◆ **DIRECTIONS**:
- a) In the Plethora interview, quote the first sentence of each paragraph that answers a question.
- b) Convert the listing into a numbered list, from its first line through the line containing "x-tick-label: 200 bbox=[775, 1799, 819, 1828]", skipping blank lines.

··· SELECTED PASSAGE

Publisher Q&A - Plethora

A Q&A interview with Peter Steffensen of Plethora – a hybrid publication combining a journal format with selected fine art prints, published by the design studio Plethora.

Portrait of Peter Steffensen

Courtesy of Plethora

What made you first want to start publishing books?

Books work as small vessels to gain knowledge and experiences, and my appreciation and devotion to the slow-paced medium sparked an eagerness within me to contribute to the publishing industry.

How important are ideas of collecting to the publishing industry?

I think they are extremely important! Without collecting inspiration and source material, you’re basically just publishing self-centred content from a limited perspective. This kind of published material of course also has a place in the publishing industry, but if we only had that kind of publishing, I’d be afraid that we would lack nuance and impact.

Most (if not all) publishers collect some sort of inspiration and source material. For us at Plethora, collecting is very important, especially because we’re always trying to push the bookmaking craft’s limits.

Because we work with artists and philosophic writers, we need to always be on the lookout for what’s possible in the world of bookmaking. We need to create the most optimal framework, in terms of printed matter, for their art.

······
··· DATA PROVIDED

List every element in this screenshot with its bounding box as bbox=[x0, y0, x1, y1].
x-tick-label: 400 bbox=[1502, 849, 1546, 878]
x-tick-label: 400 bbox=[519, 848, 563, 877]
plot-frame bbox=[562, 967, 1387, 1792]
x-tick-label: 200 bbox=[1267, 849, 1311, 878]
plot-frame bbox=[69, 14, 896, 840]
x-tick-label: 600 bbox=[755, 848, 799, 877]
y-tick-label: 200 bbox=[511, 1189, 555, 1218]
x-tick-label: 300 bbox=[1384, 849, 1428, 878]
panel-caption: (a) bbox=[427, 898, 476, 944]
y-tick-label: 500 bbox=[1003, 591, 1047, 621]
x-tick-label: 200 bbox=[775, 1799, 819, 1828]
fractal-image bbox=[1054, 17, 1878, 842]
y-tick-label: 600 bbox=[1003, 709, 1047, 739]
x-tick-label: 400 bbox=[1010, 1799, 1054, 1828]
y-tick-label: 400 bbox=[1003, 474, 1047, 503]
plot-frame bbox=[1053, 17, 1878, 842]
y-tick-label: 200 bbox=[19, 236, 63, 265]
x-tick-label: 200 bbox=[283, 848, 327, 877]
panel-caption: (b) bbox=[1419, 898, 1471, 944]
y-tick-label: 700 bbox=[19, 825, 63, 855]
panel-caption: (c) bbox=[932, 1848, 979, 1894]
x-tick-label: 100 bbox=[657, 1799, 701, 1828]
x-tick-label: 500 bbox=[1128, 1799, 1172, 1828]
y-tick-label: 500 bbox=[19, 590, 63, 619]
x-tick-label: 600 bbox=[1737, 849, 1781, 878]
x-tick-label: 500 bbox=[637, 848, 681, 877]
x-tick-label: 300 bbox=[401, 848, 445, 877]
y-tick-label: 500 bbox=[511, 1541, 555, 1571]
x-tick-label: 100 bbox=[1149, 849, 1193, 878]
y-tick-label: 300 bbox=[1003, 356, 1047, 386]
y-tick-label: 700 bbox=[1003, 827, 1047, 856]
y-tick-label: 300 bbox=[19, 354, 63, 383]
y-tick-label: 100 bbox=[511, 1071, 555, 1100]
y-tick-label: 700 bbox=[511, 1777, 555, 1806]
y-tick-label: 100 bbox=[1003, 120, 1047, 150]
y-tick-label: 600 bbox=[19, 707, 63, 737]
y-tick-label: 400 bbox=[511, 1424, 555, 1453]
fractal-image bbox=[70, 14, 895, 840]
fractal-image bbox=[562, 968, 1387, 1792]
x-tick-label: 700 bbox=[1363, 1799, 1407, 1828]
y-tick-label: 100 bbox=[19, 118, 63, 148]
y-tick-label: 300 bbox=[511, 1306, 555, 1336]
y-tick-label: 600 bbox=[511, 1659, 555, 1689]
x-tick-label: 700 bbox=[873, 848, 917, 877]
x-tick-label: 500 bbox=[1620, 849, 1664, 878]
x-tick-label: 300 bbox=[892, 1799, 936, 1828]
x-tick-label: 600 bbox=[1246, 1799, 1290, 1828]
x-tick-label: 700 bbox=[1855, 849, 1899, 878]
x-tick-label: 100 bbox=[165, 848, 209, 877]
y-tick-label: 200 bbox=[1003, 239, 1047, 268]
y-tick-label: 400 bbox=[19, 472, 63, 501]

······

◆ **IN RESPONSE**:
- a)
1. Books work as small vessels to gain knowledge and experiences, and my appreciation and devotion to the slow-paced medium sparked an eagerness within me to contribute to the publishing industry.
2. I think they are extremely important!
3. Most (if not all) publishers collect some sort of inspiration and source material.
4. Because we work with artists and philosophic writers, we need to always be on the lookout for what’s possible in the world of bookmaking.

- b)
1. List every element in this screenshot with its bounding box as bbox=[x0, y0, x1, y1].
2. x-tick-label: 400 bbox=[1502, 849, 1546, 878]
3. x-tick-label: 400 bbox=[519, 848, 563, 877]
4. plot-frame bbox=[562, 967, 1387, 1792]
5. x-tick-label: 200 bbox=[1267, 849, 1311, 878]
6. plot-frame bbox=[69, 14, 896, 840]
7. x-tick-label: 600 bbox=[755, 848, 799, 877]
8. y-tick-label: 200 bbox=[511, 1189, 555, 1218]
9. x-tick-label: 300 bbox=[1384, 849, 1428, 878]
10. panel-caption: (a) bbox=[427, 898, 476, 944]
11. y-tick-label: 500 bbox=[1003, 591, 1047, 621]
12. x-tick-label: 200 bbox=[775, 1799, 819, 1828]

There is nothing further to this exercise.